*RECORD EXTRACTS*:

———

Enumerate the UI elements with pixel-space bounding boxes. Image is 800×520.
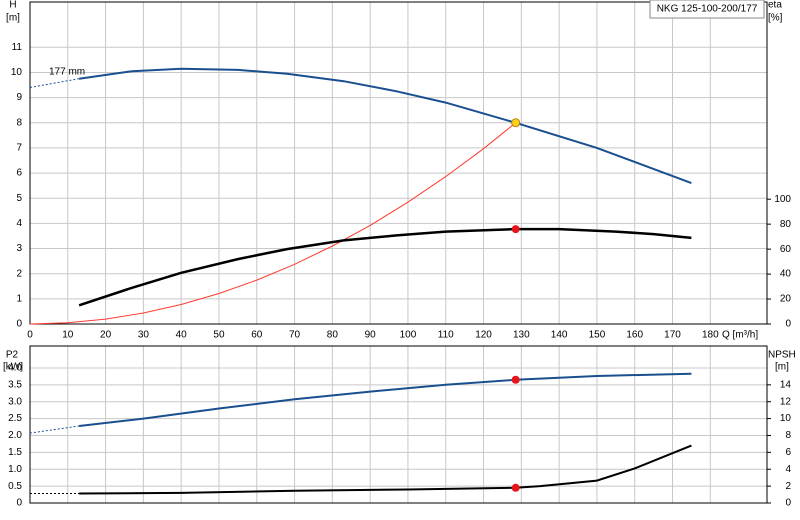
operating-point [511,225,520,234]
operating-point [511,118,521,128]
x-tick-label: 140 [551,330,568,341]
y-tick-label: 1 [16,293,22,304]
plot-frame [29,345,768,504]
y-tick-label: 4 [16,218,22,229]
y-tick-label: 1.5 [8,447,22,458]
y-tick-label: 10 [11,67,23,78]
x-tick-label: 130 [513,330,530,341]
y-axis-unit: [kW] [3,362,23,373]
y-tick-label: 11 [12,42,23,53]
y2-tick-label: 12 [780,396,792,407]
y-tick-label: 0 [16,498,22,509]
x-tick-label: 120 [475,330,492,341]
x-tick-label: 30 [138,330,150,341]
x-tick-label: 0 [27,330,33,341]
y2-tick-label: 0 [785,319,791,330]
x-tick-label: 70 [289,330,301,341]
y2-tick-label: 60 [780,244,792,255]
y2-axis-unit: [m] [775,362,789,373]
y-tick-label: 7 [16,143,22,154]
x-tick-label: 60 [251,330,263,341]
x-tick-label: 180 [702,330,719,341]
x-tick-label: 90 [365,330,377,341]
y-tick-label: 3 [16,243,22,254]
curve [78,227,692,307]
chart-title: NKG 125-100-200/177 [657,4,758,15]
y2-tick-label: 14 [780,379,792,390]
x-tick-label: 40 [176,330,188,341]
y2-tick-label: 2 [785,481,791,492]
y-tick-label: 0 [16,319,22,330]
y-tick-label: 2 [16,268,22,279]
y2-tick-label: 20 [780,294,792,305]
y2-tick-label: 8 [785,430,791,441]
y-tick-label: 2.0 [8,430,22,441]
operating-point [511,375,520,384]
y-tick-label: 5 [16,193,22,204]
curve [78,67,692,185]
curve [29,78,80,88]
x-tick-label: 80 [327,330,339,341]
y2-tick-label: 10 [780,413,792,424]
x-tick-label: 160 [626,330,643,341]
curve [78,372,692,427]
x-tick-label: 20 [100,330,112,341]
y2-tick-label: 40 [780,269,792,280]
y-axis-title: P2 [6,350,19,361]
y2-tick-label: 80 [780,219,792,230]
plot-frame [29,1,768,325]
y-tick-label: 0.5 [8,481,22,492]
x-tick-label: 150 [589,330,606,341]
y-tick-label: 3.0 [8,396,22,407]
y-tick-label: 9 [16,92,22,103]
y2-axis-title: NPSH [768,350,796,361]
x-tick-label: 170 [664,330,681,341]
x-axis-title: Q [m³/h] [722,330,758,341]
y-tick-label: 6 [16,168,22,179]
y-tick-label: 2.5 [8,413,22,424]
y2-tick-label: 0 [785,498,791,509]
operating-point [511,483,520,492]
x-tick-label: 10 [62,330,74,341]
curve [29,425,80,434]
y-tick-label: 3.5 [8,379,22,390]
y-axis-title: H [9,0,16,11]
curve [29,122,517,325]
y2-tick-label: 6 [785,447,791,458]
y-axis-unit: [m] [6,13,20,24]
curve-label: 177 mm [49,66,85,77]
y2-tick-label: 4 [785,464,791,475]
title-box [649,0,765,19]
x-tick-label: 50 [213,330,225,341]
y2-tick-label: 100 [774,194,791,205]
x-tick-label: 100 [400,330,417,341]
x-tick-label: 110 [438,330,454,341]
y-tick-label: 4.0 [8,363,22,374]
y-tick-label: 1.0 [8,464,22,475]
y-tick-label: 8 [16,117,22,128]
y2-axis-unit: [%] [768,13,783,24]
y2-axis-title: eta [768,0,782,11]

———

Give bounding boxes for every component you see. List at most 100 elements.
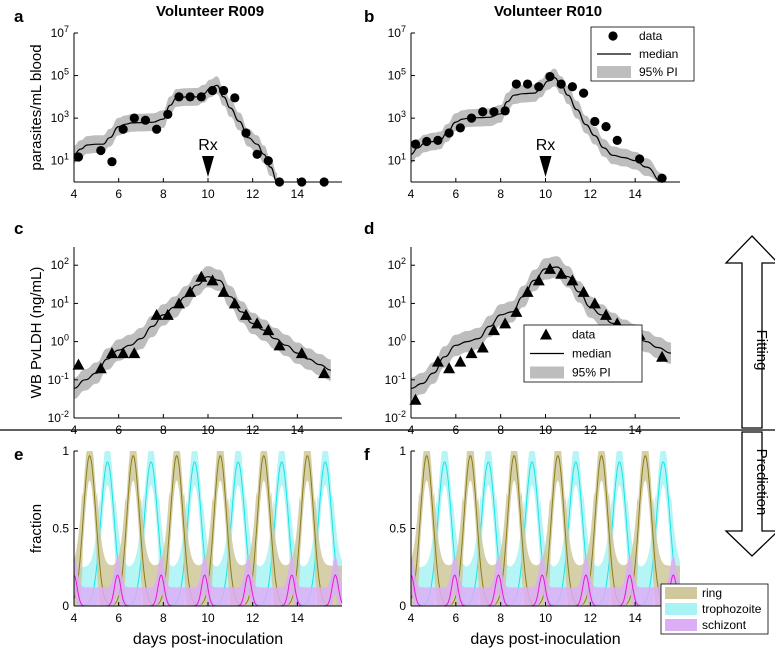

———

*OBJECTIVE*: Arrange the lines from the line with "Enumerate the UI" up to and including the line with "y2-tick-label: 2 [785,481,791,492]" as a two-column CSV with the columns instruction and output. Give one row per instruction, put its text and its answer each in a single quoted field with line breaks replaced by spaces, and leave out the pictures.

*ANSWER*:
instruction,output
"Enumerate the UI elements with pixel-space bounding boxes. Image is 800×520.","operating-point [511,225,520,234] operating-point [511,118,521,128] x-tick-label: 140 [551,330,568,341] y-tick-label: 1 [16,293,22,304] plot-frame [29,345,768,504] y-tick-label: 4 [16,218,22,229] y-tick-label: 1.5 [8,447,22,458] y-tick-label: 10 [11,67,23,78] x-tick-label: 130 [513,330,530,341] y-axis-unit: [kW] [3,362,23,373] y-tick-label: 11 [12,42,23,53] y2-tick-label: 12 [780,396,792,407] y-tick-label: 0 [16,498,22,509] x-tick-label: 120 [475,330,492,341] x-tick-label: 30 [138,330,150,341] x-tick-label: 0 [27,330,33,341] y2-tick-label: 0 [785,319,791,330] x-tick-label: 70 [289,330,301,341] y2-tick-label: 60 [780,244,792,255] y2-axis-unit: [m] [775,362,789,373] y-tick-label: 7 [16,143,22,154] x-tick-label: 60 [251,330,263,341] x-tick-label: 180 [702,330,719,341] x-tick-label: 90 [365,330,377,341] y-tick-label: 3 [16,243,22,254] curve [78,227,692,307] chart-title: NKG 125-100-200/177 [657,4,758,15] y2-tick-label: 14 [780,379,792,390] x-tick-label: 40 [176,330,188,341] y2-tick-label: 2 [785,481,791,492]"